> **Records for the task**
::::::::

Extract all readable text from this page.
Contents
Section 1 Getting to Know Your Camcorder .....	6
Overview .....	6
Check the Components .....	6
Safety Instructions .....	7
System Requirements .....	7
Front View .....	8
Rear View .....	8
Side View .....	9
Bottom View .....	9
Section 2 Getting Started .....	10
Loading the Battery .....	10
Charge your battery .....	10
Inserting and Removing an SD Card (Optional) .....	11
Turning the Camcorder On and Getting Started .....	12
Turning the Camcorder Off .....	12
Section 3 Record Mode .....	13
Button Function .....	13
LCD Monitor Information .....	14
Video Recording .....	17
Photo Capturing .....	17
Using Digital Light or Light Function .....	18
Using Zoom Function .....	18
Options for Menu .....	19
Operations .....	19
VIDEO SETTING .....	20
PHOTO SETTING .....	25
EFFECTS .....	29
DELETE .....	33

::::::::

> **Written exercise**
Give back the whole listing, word for word.

> **Task output**
Extract all readable text from this page.
Contents
Section 1 Getting to Know Your Camcorder .....	6
Overview .....	6
Check the Components .....	6
Safety Instructions .....	7
System Requirements .....	7
Front View .....	8
Rear View .....	8
Side View .....	9
Bottom View .....	9
Section 2 Getting Started .....	10
Loading the Battery .....	10
Charge your battery .....	10
Inserting and Removing an SD Card (Optional) .....	11
Turning the Camcorder On and Getting Started .....	12
Turning the Camcorder Off .....	12
Section 3 Record Mode .....	13
Button Function .....	13
LCD Monitor Information .....	14
Video Recording .....	17
Photo Capturing .....	17
Using Digital Light or Light Function .....	18
Using Zoom Function .....	18
Options for Menu .....	19
Operations .....	19
VIDEO SETTING .....	20
PHOTO SETTING .....	25
EFFECTS .....	29
DELETE .....	33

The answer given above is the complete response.